WHAT IS BEING ASKED — Go through the entries below and copy each line containing the word "name".

***** PROVIDED DATA *****

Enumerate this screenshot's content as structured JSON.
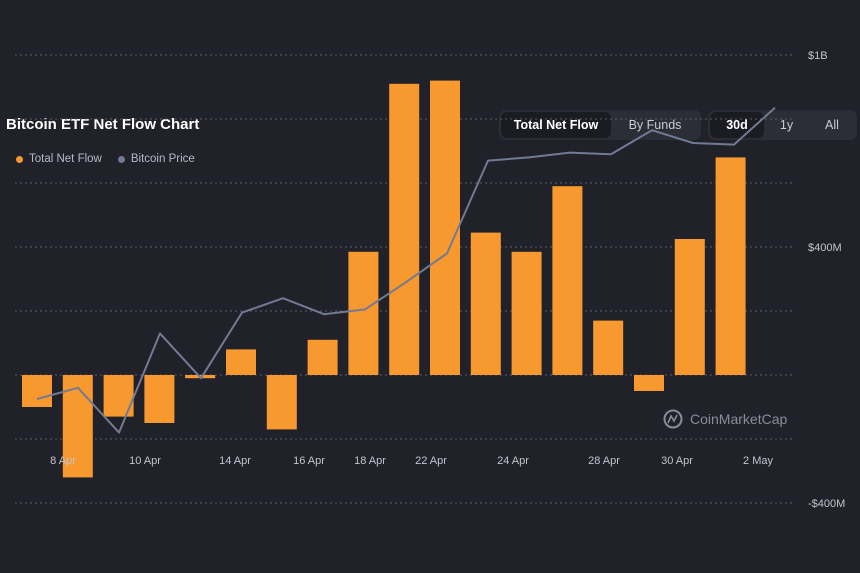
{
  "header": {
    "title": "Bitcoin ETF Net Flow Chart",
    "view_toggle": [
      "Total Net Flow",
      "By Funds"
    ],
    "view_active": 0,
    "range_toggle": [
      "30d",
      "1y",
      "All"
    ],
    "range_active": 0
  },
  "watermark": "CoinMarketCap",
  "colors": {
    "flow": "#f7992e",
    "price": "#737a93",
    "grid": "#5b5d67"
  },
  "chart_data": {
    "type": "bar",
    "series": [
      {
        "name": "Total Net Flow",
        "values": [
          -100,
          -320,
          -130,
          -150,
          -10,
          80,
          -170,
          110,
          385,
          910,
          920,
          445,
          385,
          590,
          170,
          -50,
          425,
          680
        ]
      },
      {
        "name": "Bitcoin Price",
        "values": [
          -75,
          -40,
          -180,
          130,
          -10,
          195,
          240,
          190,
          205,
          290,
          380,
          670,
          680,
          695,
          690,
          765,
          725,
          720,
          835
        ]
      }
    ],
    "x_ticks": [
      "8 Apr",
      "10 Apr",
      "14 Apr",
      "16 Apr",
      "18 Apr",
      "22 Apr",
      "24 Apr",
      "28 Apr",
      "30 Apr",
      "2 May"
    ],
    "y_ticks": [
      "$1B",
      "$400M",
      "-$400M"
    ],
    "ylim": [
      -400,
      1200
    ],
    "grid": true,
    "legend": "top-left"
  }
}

*****

RESPONSE BELOW —
        "name": "Total Net Flow",
        "name": "Bitcoin Price",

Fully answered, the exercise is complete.